## DATA FOR THIS EXERCISE
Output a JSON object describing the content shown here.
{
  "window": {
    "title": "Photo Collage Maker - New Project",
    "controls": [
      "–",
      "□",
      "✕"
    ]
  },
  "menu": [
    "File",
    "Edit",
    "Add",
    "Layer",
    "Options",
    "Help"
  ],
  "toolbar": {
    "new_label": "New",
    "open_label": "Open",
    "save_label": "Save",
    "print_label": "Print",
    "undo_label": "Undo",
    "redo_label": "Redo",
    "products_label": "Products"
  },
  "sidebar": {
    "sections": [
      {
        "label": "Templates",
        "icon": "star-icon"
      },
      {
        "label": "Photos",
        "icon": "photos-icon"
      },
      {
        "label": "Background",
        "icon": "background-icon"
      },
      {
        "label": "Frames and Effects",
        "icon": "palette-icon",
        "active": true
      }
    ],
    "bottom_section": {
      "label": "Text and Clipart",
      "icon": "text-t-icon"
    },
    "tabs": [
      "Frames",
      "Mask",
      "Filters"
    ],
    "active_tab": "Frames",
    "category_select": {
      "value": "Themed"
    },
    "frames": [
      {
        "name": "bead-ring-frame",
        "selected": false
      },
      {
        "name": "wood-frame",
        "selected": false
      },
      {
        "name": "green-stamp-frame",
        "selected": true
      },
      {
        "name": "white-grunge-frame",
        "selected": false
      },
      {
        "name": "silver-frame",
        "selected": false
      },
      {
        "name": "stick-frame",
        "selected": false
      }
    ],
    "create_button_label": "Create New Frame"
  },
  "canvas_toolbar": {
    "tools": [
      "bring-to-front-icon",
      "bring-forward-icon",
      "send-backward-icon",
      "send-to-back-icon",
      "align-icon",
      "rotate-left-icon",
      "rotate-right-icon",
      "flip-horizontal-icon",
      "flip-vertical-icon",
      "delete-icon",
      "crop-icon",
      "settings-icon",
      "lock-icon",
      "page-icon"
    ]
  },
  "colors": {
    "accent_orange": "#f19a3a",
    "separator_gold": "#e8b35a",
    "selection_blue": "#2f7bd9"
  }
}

## TASK INSTRUCTIONS
Quote the entire listing above exactly.

## COMPLETE ANSWER
Output a JSON object describing the content shown here.
{
  "window": {
    "title": "Photo Collage Maker - New Project",
    "controls": [
      "–",
      "□",
      "✕"
    ]
  },
  "menu": [
    "File",
    "Edit",
    "Add",
    "Layer",
    "Options",
    "Help"
  ],
  "toolbar": {
    "new_label": "New",
    "open_label": "Open",
    "save_label": "Save",
    "print_label": "Print",
    "undo_label": "Undo",
    "redo_label": "Redo",
    "products_label": "Products"
  },
  "sidebar": {
    "sections": [
      {
        "label": "Templates",
        "icon": "star-icon"
      },
      {
        "label": "Photos",
        "icon": "photos-icon"
      },
      {
        "label": "Background",
        "icon": "background-icon"
      },
      {
        "label": "Frames and Effects",
        "icon": "palette-icon",
        "active": true
      }
    ],
    "bottom_section": {
      "label": "Text and Clipart",
      "icon": "text-t-icon"
    },
    "tabs": [
      "Frames",
      "Mask",
      "Filters"
    ],
    "active_tab": "Frames",
    "category_select": {
      "value": "Themed"
    },
    "frames": [
      {
        "name": "bead-ring-frame",
        "selected": false
      },
      {
        "name": "wood-frame",
        "selected": false
      },
      {
        "name": "green-stamp-frame",
        "selected": true
      },
      {
        "name": "white-grunge-frame",
        "selected": false
      },
      {
        "name": "silver-frame",
        "selected": false
      },
      {
        "name": "stick-frame",
        "selected": false
      }
    ],
    "create_button_label": "Create New Frame"
  },
  "canvas_toolbar": {
    "tools": [
      "bring-to-front-icon",
      "bring-forward-icon",
      "send-backward-icon",
      "send-to-back-icon",
      "align-icon",
      "rotate-left-icon",
      "rotate-right-icon",
      "flip-horizontal-icon",
      "flip-vertical-icon",
      "delete-icon",
      "crop-icon",
      "settings-icon",
      "lock-icon",
      "page-icon"
    ]
  },
  "colors": {
    "accent_orange": "#f19a3a",
    "separator_gold": "#e8b35a",
    "selection_blue": "#2f7bd9"
  }
}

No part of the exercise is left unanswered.